__Items from a figure collection__.
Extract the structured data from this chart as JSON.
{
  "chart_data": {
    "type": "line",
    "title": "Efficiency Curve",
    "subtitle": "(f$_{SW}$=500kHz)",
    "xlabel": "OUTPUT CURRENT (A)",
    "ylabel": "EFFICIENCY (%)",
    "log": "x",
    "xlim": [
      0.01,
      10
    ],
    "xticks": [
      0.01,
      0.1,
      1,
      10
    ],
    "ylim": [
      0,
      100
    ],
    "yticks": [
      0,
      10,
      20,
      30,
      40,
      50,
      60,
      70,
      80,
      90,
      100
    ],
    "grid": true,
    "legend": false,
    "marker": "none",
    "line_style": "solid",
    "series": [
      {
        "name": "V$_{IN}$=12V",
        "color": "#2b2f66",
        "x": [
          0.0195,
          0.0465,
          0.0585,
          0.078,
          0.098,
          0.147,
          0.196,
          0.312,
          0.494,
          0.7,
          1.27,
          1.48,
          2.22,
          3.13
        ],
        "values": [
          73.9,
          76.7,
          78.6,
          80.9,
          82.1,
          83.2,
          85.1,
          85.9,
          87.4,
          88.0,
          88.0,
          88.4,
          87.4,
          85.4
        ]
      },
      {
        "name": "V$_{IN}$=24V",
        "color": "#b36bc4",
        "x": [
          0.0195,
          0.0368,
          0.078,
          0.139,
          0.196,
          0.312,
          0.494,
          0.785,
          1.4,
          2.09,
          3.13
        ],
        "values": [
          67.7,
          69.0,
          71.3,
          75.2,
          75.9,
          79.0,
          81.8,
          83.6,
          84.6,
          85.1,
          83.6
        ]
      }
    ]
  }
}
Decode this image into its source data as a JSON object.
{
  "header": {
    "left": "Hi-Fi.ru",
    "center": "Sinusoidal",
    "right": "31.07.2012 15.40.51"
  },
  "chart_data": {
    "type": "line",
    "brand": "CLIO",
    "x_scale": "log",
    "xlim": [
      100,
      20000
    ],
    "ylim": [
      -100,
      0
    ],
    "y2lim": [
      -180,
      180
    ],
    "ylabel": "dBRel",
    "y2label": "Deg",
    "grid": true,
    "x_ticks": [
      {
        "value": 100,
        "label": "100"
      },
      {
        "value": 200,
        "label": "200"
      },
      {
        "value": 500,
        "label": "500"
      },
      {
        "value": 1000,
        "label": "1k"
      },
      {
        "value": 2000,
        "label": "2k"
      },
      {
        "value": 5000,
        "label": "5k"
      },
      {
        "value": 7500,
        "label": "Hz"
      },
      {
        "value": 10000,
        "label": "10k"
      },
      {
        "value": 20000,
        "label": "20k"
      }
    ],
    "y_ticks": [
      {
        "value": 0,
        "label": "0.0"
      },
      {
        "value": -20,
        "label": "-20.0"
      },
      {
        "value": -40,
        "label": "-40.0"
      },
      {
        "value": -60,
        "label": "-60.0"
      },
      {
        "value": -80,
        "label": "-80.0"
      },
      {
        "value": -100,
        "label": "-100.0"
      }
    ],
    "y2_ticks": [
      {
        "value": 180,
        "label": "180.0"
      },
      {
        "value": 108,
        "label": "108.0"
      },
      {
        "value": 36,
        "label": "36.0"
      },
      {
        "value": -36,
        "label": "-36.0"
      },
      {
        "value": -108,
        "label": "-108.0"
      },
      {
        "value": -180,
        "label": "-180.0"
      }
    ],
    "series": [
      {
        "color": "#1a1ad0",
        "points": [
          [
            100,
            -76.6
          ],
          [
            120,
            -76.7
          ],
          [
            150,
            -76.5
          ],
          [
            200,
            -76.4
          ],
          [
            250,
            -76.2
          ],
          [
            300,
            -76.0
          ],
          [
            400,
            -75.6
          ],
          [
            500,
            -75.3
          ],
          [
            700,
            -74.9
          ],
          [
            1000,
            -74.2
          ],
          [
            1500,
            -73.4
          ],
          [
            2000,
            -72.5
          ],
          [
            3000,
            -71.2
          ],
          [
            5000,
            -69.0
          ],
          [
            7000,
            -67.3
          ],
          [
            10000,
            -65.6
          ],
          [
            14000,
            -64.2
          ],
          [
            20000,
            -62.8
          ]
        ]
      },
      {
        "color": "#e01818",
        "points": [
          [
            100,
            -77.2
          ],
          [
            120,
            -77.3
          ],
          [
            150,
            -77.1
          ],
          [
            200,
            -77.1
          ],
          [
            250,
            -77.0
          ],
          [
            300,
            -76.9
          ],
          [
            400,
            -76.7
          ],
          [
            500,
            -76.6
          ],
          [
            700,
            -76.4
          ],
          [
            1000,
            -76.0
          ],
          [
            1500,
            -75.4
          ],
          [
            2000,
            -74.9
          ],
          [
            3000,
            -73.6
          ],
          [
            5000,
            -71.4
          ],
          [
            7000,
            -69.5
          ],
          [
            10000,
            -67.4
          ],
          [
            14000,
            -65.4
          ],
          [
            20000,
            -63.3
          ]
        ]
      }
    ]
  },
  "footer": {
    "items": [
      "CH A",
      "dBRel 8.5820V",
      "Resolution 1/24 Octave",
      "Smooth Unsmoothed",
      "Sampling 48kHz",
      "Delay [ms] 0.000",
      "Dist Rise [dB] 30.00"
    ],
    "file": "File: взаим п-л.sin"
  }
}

__What to work on__.
Here, the records must be output exactly and in full.

__Reply__.
Extract the structured data from this chart as JSON.
{
  "chart_data": {
    "type": "line",
    "title": "Efficiency Curve",
    "subtitle": "(f$_{SW}$=500kHz)",
    "xlabel": "OUTPUT CURRENT (A)",
    "ylabel": "EFFICIENCY (%)",
    "log": "x",
    "xlim": [
      0.01,
      10
    ],
    "xticks": [
      0.01,
      0.1,
      1,
      10
    ],
    "ylim": [
      0,
      100
    ],
    "yticks": [
      0,
      10,
      20,
      30,
      40,
      50,
      60,
      70,
      80,
      90,
      100
    ],
    "grid": true,
    "legend": false,
    "marker": "none",
    "line_style": "solid",
    "series": [
      {
        "name": "V$_{IN}$=12V",
        "color": "#2b2f66",
        "x": [
          0.0195,
          0.0465,
          0.0585,
          0.078,
          0.098,
          0.147,
          0.196,
          0.312,
          0.494,
          0.7,
          1.27,
          1.48,
          2.22,
          3.13
        ],
        "values": [
          73.9,
          76.7,
          78.6,
          80.9,
          82.1,
          83.2,
          85.1,
          85.9,
          87.4,
          88.0,
          88.0,
          88.4,
          87.4,
          85.4
        ]
      },
      {
        "name": "V$_{IN}$=24V",
        "color": "#b36bc4",
        "x": [
          0.0195,
          0.0368,
          0.078,
          0.139,
          0.196,
          0.312,
          0.494,
          0.785,
          1.4,
          2.09,
          3.13
        ],
        "values": [
          67.7,
          69.0,
          71.3,
          75.2,
          75.9,
          79.0,
          81.8,
          83.6,
          84.6,
          85.1,
          83.6
        ]
      }
    ]
  }
}
Decode this image into its source data as a JSON object.
{
  "header": {
    "left": "Hi-Fi.ru",
    "center": "Sinusoidal",
    "right": "31.07.2012 15.40.51"
  },
  "chart_data": {
    "type": "line",
    "brand": "CLIO",
    "x_scale": "log",
    "xlim": [
      100,
      20000
    ],
    "ylim": [
      -100,
      0
    ],
    "y2lim": [
      -180,
      180
    ],
    "ylabel": "dBRel",
    "y2label": "Deg",
    "grid": true,
    "x_ticks": [
      {
        "value": 100,
        "label": "100"
      },
      {
        "value": 200,
        "label": "200"
      },
      {
        "value": 500,
        "label": "500"
      },
      {
        "value": 1000,
        "label": "1k"
      },
      {
        "value": 2000,
        "label": "2k"
      },
      {
        "value": 5000,
        "label": "5k"
      },
      {
        "value": 7500,
        "label": "Hz"
      },
      {
        "value": 10000,
        "label": "10k"
      },
      {
        "value": 20000,
        "label": "20k"
      }
    ],
    "y_ticks": [
      {
        "value": 0,
        "label": "0.0"
      },
      {
        "value": -20,
        "label": "-20.0"
      },
      {
        "value": -40,
        "label": "-40.0"
      },
      {
        "value": -60,
        "label": "-60.0"
      },
      {
        "value": -80,
        "label": "-80.0"
      },
      {
        "value": -100,
        "label": "-100.0"
      }
    ],
    "y2_ticks": [
      {
        "value": 180,
        "label": "180.0"
      },
      {
        "value": 108,
        "label": "108.0"
      },
      {
        "value": 36,
        "label": "36.0"
      },
      {
        "value": -36,
        "label": "-36.0"
      },
      {
        "value": -108,
        "label": "-108.0"
      },
      {
        "value": -180,
        "label": "-180.0"
      }
    ],
    "series": [
      {
        "color": "#1a1ad0",
        "points": [
          [
            100,
            -76.6
          ],
          [
            120,
            -76.7
          ],
          [
            150,
            -76.5
          ],
          [
            200,
            -76.4
          ],
          [
            250,
            -76.2
          ],
          [
            300,
            -76.0
          ],
          [
            400,
            -75.6
          ],
          [
            500,
            -75.3
          ],
          [
            700,
            -74.9
          ],
          [
            1000,
            -74.2
          ],
          [
            1500,
            -73.4
          ],
          [
            2000,
            -72.5
          ],
          [
            3000,
            -71.2
          ],
          [
            5000,
            -69.0
          ],
          [
            7000,
            -67.3
          ],
          [
            10000,
            -65.6
          ],
          [
            14000,
            -64.2
          ],
          [
            20000,
            -62.8
          ]
        ]
      },
      {
        "color": "#e01818",
        "points": [
          [
            100,
            -77.2
          ],
          [
            120,
            -77.3
          ],
          [
            150,
            -77.1
          ],
          [
            200,
            -77.1
          ],
          [
            250,
            -77.0
          ],
          [
            300,
            -76.9
          ],
          [
            400,
            -76.7
          ],
          [
            500,
            -76.6
          ],
          [
            700,
            -76.4
          ],
          [
            1000,
            -76.0
          ],
          [
            1500,
            -75.4
          ],
          [
            2000,
            -74.9
          ],
          [
            3000,
            -73.6
          ],
          [
            5000,
            -71.4
          ],
          [
            7000,
            -69.5
          ],
          [
            10000,
            -67.4
          ],
          [
            14000,
            -65.4
          ],
          [
            20000,
            -63.3
          ]
        ]
      }
    ]
  },
  "footer": {
    "items": [
      "CH A",
      "dBRel 8.5820V",
      "Resolution 1/24 Octave",
      "Smooth Unsmoothed",
      "Sampling 48kHz",
      "Delay [ms] 0.000",
      "Dist Rise [dB] 30.00"
    ],
    "file": "File: взаим п-л.sin"
  }
}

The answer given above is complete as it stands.